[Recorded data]
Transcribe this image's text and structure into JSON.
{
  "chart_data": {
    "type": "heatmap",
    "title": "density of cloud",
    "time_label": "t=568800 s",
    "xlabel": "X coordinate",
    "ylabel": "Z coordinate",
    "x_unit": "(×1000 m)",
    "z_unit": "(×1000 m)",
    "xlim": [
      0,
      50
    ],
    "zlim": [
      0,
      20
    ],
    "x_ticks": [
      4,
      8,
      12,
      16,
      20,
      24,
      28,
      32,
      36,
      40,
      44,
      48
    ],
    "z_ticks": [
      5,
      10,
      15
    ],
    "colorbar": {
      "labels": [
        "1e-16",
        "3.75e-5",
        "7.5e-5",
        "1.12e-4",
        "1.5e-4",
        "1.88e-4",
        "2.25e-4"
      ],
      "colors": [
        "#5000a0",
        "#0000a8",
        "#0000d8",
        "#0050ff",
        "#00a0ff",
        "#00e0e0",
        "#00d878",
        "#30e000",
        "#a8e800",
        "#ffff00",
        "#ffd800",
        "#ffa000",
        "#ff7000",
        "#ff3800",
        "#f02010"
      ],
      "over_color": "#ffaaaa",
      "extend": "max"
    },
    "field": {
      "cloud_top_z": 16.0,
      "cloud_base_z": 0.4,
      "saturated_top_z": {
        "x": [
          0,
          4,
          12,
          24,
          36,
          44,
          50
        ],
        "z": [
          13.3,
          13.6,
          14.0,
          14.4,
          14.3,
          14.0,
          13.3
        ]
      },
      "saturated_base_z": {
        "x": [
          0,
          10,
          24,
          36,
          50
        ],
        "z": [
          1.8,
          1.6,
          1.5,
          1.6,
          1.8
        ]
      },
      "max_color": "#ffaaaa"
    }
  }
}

EXERCISE INSTRUCTIONS: Count every line in the data where the string "coordinate" occurs. Give nothing except the number.

FINAL RESULT: 2